◆ To do
From the records below, extract all the text exactly and leave the images behind.

_ _ _ _ _

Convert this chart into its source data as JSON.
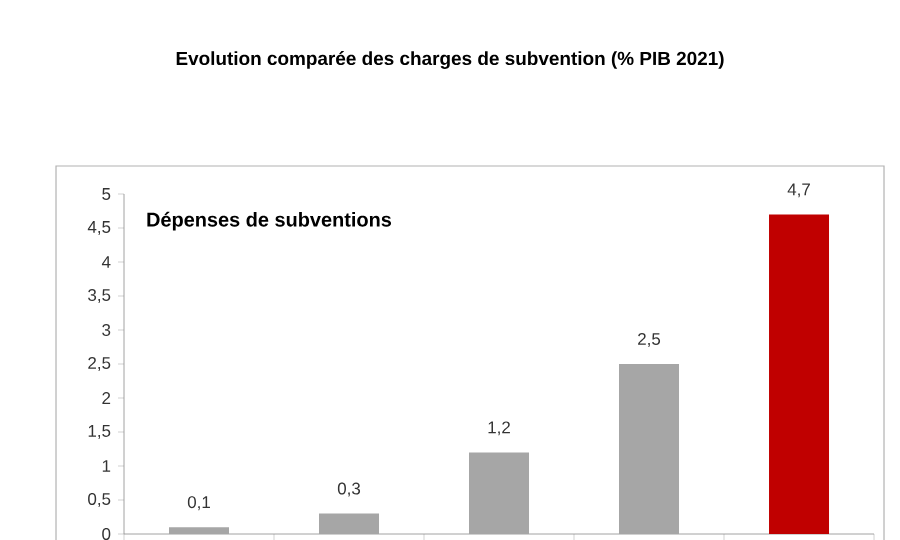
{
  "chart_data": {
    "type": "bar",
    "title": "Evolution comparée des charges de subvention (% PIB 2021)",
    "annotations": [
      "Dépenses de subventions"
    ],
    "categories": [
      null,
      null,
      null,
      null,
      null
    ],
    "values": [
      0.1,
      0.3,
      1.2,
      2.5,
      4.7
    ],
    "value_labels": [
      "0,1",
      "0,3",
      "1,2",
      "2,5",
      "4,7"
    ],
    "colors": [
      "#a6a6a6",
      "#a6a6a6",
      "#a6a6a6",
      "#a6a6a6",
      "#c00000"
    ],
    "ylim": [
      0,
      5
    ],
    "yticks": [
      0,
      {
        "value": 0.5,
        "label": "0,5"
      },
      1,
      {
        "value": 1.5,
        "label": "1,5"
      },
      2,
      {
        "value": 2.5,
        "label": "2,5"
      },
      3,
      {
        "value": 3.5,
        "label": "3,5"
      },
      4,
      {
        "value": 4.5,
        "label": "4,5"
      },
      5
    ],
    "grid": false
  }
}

_ _ _ _ _

◆ Task response
Convert this chart into its source data as JSON.
{
  "chart_data": {
    "type": "bar",
    "title": "Evolution comparée des charges de subvention (% PIB 2021)",
    "annotations": [
      "Dépenses de subventions"
    ],
    "categories": [
      null,
      null,
      null,
      null,
      null
    ],
    "values": [
      0.1,
      0.3,
      1.2,
      2.5,
      4.7
    ],
    "value_labels": [
      "0,1",
      "0,3",
      "1,2",
      "2,5",
      "4,7"
    ],
    "colors": [
      "#a6a6a6",
      "#a6a6a6",
      "#a6a6a6",
      "#a6a6a6",
      "#c00000"
    ],
    "ylim": [
      0,
      5
    ],
    "yticks": [
      0,
      {
        "value": 0.5,
        "label": "0,5"
      },
      1,
      {
        "value": 1.5,
        "label": "1,5"
      },
      2,
      {
        "value": 2.5,
        "label": "2,5"
      },
      3,
      {
        "value": 3.5,
        "label": "3,5"
      },
      4,
      {
        "value": 4.5,
        "label": "4,5"
      },
      5
    ],
    "grid": false
  }
}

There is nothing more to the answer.